**Challenge**
From the entries that follow, pick out all lines holding "color".
[Begin Extracted information]
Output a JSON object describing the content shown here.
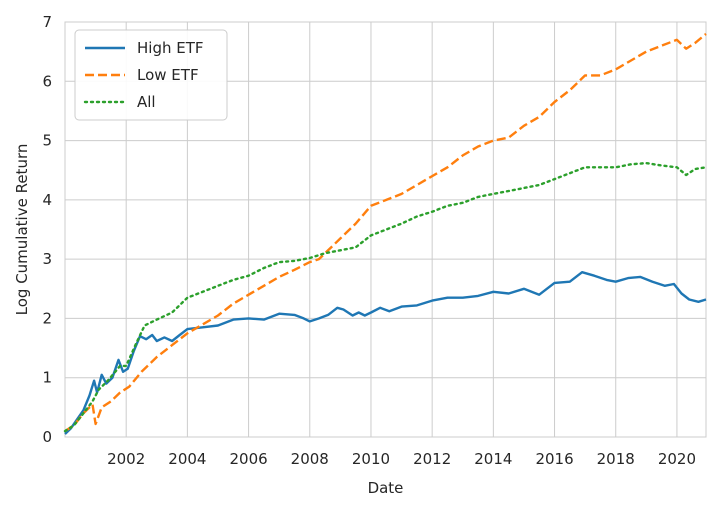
{
  "chart_data": {
    "type": "line",
    "title": "",
    "xlabel": "Date",
    "ylabel": "Log Cumulative Return",
    "xlim": [
      2000.0,
      2020.95
    ],
    "ylim": [
      0,
      7
    ],
    "x_ticks": [
      2002,
      2004,
      2006,
      2008,
      2010,
      2012,
      2014,
      2016,
      2018,
      2020
    ],
    "x_tick_labels": [
      "2002",
      "2004",
      "2006",
      "2008",
      "2010",
      "2012",
      "2014",
      "2016",
      "2018",
      "2020"
    ],
    "y_ticks": [
      0,
      1,
      2,
      3,
      4,
      5,
      6,
      7
    ],
    "y_tick_labels": [
      "0",
      "1",
      "2",
      "3",
      "4",
      "5",
      "6",
      "7"
    ],
    "grid": true,
    "legend_position": "top-left",
    "series": [
      {
        "name": "High ETF",
        "color": "#1f77b4",
        "style": "solid",
        "points": [
          [
            2000.0,
            0.05
          ],
          [
            2000.2,
            0.15
          ],
          [
            2000.4,
            0.3
          ],
          [
            2000.6,
            0.45
          ],
          [
            2000.8,
            0.7
          ],
          [
            2000.95,
            0.95
          ],
          [
            2001.05,
            0.75
          ],
          [
            2001.2,
            1.05
          ],
          [
            2001.35,
            0.9
          ],
          [
            2001.55,
            1.0
          ],
          [
            2001.75,
            1.3
          ],
          [
            2001.9,
            1.1
          ],
          [
            2002.05,
            1.15
          ],
          [
            2002.25,
            1.45
          ],
          [
            2002.45,
            1.7
          ],
          [
            2002.65,
            1.65
          ],
          [
            2002.85,
            1.72
          ],
          [
            2003.0,
            1.62
          ],
          [
            2003.25,
            1.68
          ],
          [
            2003.5,
            1.62
          ],
          [
            2003.75,
            1.72
          ],
          [
            2004.0,
            1.82
          ],
          [
            2004.5,
            1.85
          ],
          [
            2005.0,
            1.88
          ],
          [
            2005.5,
            1.98
          ],
          [
            2006.0,
            2.0
          ],
          [
            2006.5,
            1.98
          ],
          [
            2007.0,
            2.08
          ],
          [
            2007.5,
            2.06
          ],
          [
            2007.8,
            2.0
          ],
          [
            2008.0,
            1.95
          ],
          [
            2008.3,
            2.0
          ],
          [
            2008.6,
            2.06
          ],
          [
            2008.9,
            2.18
          ],
          [
            2009.1,
            2.15
          ],
          [
            2009.4,
            2.05
          ],
          [
            2009.6,
            2.1
          ],
          [
            2009.8,
            2.05
          ],
          [
            2010.0,
            2.1
          ],
          [
            2010.3,
            2.18
          ],
          [
            2010.6,
            2.12
          ],
          [
            2011.0,
            2.2
          ],
          [
            2011.5,
            2.22
          ],
          [
            2012.0,
            2.3
          ],
          [
            2012.5,
            2.35
          ],
          [
            2013.0,
            2.35
          ],
          [
            2013.5,
            2.38
          ],
          [
            2014.0,
            2.45
          ],
          [
            2014.5,
            2.42
          ],
          [
            2015.0,
            2.5
          ],
          [
            2015.5,
            2.4
          ],
          [
            2016.0,
            2.6
          ],
          [
            2016.5,
            2.62
          ],
          [
            2016.9,
            2.78
          ],
          [
            2017.3,
            2.72
          ],
          [
            2017.7,
            2.65
          ],
          [
            2018.0,
            2.62
          ],
          [
            2018.4,
            2.68
          ],
          [
            2018.8,
            2.7
          ],
          [
            2019.2,
            2.62
          ],
          [
            2019.6,
            2.55
          ],
          [
            2019.9,
            2.58
          ],
          [
            2020.15,
            2.42
          ],
          [
            2020.4,
            2.32
          ],
          [
            2020.7,
            2.28
          ],
          [
            2020.95,
            2.32
          ]
        ]
      },
      {
        "name": "Low ETF",
        "color": "#ff7f0e",
        "style": "dashed",
        "points": [
          [
            2000.0,
            0.1
          ],
          [
            2000.3,
            0.2
          ],
          [
            2000.6,
            0.4
          ],
          [
            2000.9,
            0.55
          ],
          [
            2001.0,
            0.22
          ],
          [
            2001.2,
            0.5
          ],
          [
            2001.5,
            0.6
          ],
          [
            2001.8,
            0.75
          ],
          [
            2002.1,
            0.85
          ],
          [
            2002.5,
            1.1
          ],
          [
            2003.0,
            1.35
          ],
          [
            2003.5,
            1.55
          ],
          [
            2004.0,
            1.75
          ],
          [
            2004.5,
            1.9
          ],
          [
            2005.0,
            2.05
          ],
          [
            2005.5,
            2.25
          ],
          [
            2006.0,
            2.4
          ],
          [
            2006.5,
            2.55
          ],
          [
            2007.0,
            2.7
          ],
          [
            2007.5,
            2.82
          ],
          [
            2008.0,
            2.95
          ],
          [
            2008.3,
            3.0
          ],
          [
            2008.6,
            3.15
          ],
          [
            2009.0,
            3.35
          ],
          [
            2009.5,
            3.6
          ],
          [
            2010.0,
            3.9
          ],
          [
            2010.5,
            4.0
          ],
          [
            2011.0,
            4.1
          ],
          [
            2011.5,
            4.25
          ],
          [
            2012.0,
            4.4
          ],
          [
            2012.5,
            4.55
          ],
          [
            2013.0,
            4.75
          ],
          [
            2013.5,
            4.9
          ],
          [
            2014.0,
            5.0
          ],
          [
            2014.5,
            5.05
          ],
          [
            2015.0,
            5.25
          ],
          [
            2015.5,
            5.4
          ],
          [
            2016.0,
            5.65
          ],
          [
            2016.5,
            5.85
          ],
          [
            2017.0,
            6.1
          ],
          [
            2017.5,
            6.1
          ],
          [
            2018.0,
            6.2
          ],
          [
            2018.5,
            6.35
          ],
          [
            2019.0,
            6.5
          ],
          [
            2019.5,
            6.6
          ],
          [
            2020.0,
            6.7
          ],
          [
            2020.3,
            6.55
          ],
          [
            2020.6,
            6.65
          ],
          [
            2020.95,
            6.8
          ]
        ]
      },
      {
        "name": "All",
        "color": "#2ca02c",
        "style": "dotted",
        "points": [
          [
            2000.0,
            0.1
          ],
          [
            2000.3,
            0.2
          ],
          [
            2000.6,
            0.4
          ],
          [
            2000.9,
            0.6
          ],
          [
            2001.1,
            0.8
          ],
          [
            2001.4,
            0.95
          ],
          [
            2001.8,
            1.2
          ],
          [
            2002.0,
            1.2
          ],
          [
            2002.3,
            1.55
          ],
          [
            2002.6,
            1.88
          ],
          [
            2003.0,
            1.98
          ],
          [
            2003.5,
            2.1
          ],
          [
            2004.0,
            2.35
          ],
          [
            2004.5,
            2.45
          ],
          [
            2005.0,
            2.55
          ],
          [
            2005.5,
            2.65
          ],
          [
            2006.0,
            2.72
          ],
          [
            2006.5,
            2.85
          ],
          [
            2007.0,
            2.95
          ],
          [
            2007.5,
            2.97
          ],
          [
            2008.0,
            3.02
          ],
          [
            2008.5,
            3.1
          ],
          [
            2009.0,
            3.15
          ],
          [
            2009.5,
            3.2
          ],
          [
            2010.0,
            3.4
          ],
          [
            2010.5,
            3.5
          ],
          [
            2011.0,
            3.6
          ],
          [
            2011.5,
            3.72
          ],
          [
            2012.0,
            3.8
          ],
          [
            2012.5,
            3.9
          ],
          [
            2013.0,
            3.95
          ],
          [
            2013.5,
            4.05
          ],
          [
            2014.0,
            4.1
          ],
          [
            2014.5,
            4.15
          ],
          [
            2015.0,
            4.2
          ],
          [
            2015.5,
            4.25
          ],
          [
            2016.0,
            4.35
          ],
          [
            2016.5,
            4.45
          ],
          [
            2017.0,
            4.55
          ],
          [
            2017.5,
            4.55
          ],
          [
            2018.0,
            4.55
          ],
          [
            2018.5,
            4.6
          ],
          [
            2019.0,
            4.62
          ],
          [
            2019.5,
            4.58
          ],
          [
            2020.0,
            4.55
          ],
          [
            2020.3,
            4.42
          ],
          [
            2020.6,
            4.52
          ],
          [
            2020.95,
            4.55
          ]
        ]
      }
    ]
  }
}
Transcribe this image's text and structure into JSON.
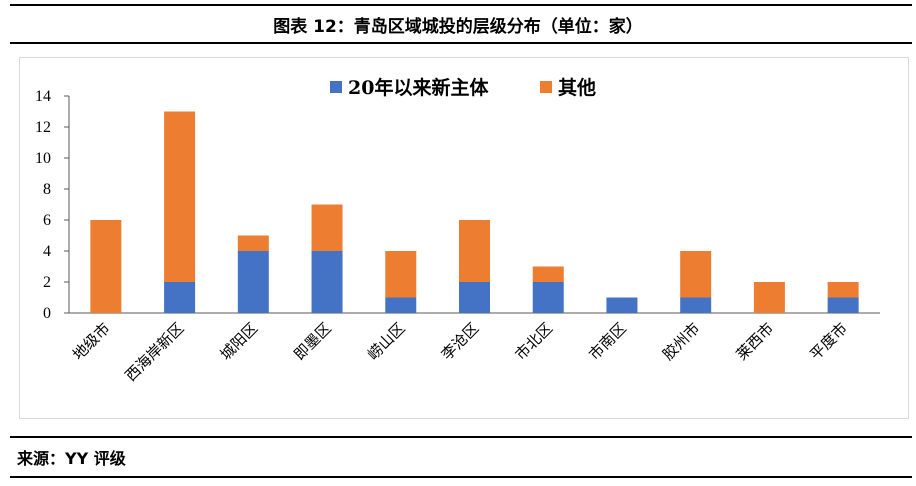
[End Extracted information]
**Answer to the problem**
        "color": "#1f77b4",
        "color": "#ff7f0e",
        "color": "#2ca02c",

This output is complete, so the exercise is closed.